Return each line containing the string "title".
+ + +
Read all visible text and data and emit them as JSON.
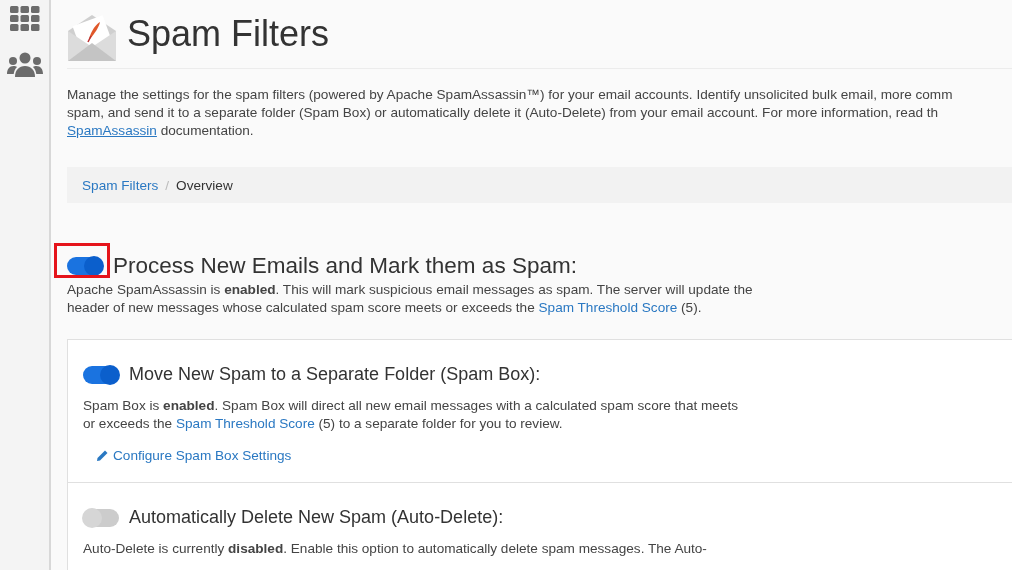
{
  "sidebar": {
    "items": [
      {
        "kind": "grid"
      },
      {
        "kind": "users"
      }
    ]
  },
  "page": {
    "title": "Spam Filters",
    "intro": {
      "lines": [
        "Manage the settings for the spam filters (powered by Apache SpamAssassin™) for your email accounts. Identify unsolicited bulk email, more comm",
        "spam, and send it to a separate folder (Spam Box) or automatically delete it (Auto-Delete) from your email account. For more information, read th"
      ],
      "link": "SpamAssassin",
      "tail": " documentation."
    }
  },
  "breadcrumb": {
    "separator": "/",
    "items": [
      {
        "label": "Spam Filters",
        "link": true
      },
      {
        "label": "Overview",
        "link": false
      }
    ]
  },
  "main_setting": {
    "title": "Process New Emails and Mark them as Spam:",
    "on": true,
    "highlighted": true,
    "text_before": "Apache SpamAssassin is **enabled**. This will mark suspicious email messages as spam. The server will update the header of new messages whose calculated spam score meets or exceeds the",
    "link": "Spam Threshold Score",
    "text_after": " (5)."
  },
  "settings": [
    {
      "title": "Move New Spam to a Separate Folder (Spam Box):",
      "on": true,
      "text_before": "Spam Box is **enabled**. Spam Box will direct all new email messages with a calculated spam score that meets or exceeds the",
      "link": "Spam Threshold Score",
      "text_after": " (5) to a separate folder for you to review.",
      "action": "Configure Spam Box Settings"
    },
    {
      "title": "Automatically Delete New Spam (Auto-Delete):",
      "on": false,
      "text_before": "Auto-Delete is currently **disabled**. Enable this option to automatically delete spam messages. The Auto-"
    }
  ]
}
+ + +
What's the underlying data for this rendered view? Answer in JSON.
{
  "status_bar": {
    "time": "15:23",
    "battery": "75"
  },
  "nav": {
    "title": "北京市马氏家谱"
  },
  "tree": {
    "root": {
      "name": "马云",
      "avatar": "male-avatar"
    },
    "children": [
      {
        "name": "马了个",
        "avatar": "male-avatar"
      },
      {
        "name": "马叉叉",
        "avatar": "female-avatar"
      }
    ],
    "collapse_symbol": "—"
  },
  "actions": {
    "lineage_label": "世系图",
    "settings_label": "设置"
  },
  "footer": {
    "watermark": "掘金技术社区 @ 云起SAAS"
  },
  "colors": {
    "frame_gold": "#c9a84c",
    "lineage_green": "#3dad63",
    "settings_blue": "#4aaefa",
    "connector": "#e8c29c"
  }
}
+ + +
FINAL ANSWER>
    "title": "Spam Filters",
    "title": "Process New Emails and Mark them as Spam:",
      "title": "Move New Spam to a Separate Folder (Spam Box):",
      "title": "Automatically Delete New Spam (Auto-Delete):",
    "title": "北京市马氏家谱"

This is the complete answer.